Repeat every line exactly, keeping the pictures out of the copy.

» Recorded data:
• • • • • • •

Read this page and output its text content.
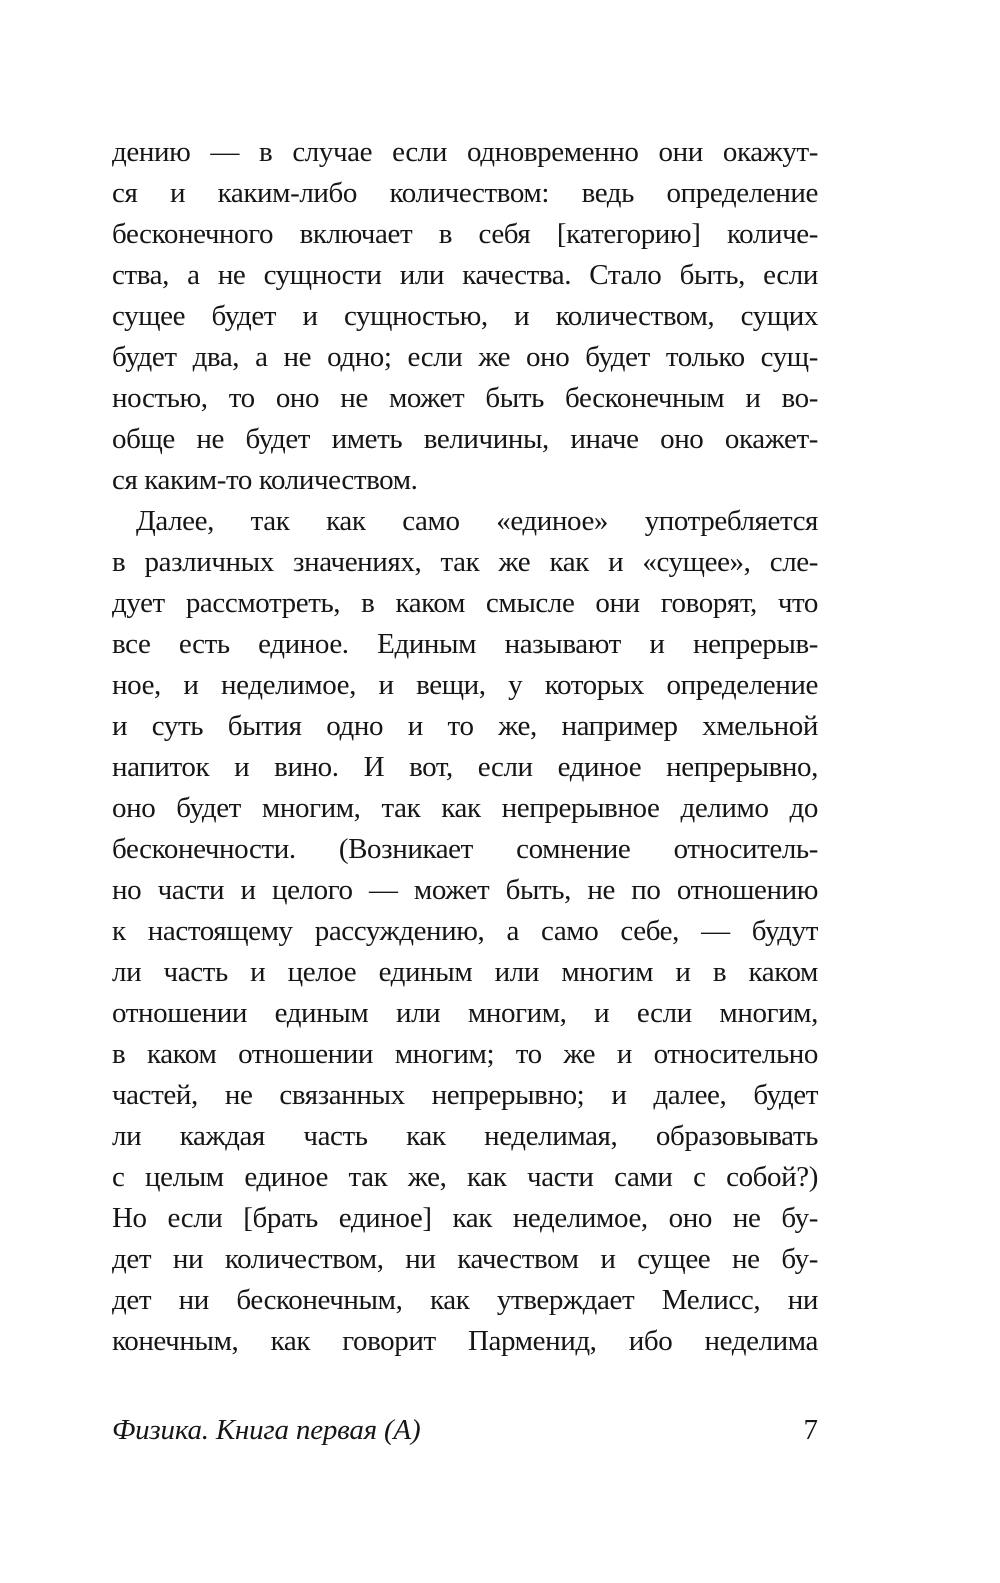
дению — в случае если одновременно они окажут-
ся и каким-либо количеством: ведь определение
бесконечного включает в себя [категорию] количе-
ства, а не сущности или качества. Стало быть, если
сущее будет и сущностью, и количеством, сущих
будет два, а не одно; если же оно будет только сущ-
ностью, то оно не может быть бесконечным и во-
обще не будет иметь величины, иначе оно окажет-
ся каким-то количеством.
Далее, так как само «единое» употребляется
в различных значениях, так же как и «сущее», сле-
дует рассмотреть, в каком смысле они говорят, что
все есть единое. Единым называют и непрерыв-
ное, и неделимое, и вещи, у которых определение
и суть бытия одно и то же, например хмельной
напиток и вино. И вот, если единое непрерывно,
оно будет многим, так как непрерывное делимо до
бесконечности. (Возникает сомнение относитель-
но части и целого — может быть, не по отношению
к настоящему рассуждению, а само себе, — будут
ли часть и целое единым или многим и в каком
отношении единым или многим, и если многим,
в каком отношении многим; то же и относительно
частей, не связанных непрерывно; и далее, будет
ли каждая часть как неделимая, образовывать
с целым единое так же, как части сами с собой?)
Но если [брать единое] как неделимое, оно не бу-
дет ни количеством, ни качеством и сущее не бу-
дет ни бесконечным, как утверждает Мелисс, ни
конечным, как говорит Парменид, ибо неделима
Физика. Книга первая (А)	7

• • • • • • •

» PROBLEM SOLUTION:
Read this page and output its text content.
дению — в случае если одновременно они окажут-
ся и каким-либо количеством: ведь определение
бесконечного включает в себя [категорию] количе-
ства, а не сущности или качества. Стало быть, если
сущее будет и сущностью, и количеством, сущих
будет два, а не одно; если же оно будет только сущ-
ностью, то оно не может быть бесконечным и во-
обще не будет иметь величины, иначе оно окажет-
ся каким-то количеством.
Далее, так как само «единое» употребляется
в различных значениях, так же как и «сущее», сле-
дует рассмотреть, в каком смысле они говорят, что
все есть единое. Единым называют и непрерыв-
ное, и неделимое, и вещи, у которых определение
и суть бытия одно и то же, например хмельной
напиток и вино. И вот, если единое непрерывно,
оно будет многим, так как непрерывное делимо до
бесконечности. (Возникает сомнение относитель-
но части и целого — может быть, не по отношению
к настоящему рассуждению, а само себе, — будут
ли часть и целое единым или многим и в каком
отношении единым или многим, и если многим,
в каком отношении многим; то же и относительно
частей, не связанных непрерывно; и далее, будет
ли каждая часть как неделимая, образовывать
с целым единое так же, как части сами с собой?)
Но если [брать единое] как неделимое, оно не бу-
дет ни количеством, ни качеством и сущее не бу-
дет ни бесконечным, как утверждает Мелисс, ни
конечным, как говорит Парменид, ибо неделима
Физика. Книга первая (А)	7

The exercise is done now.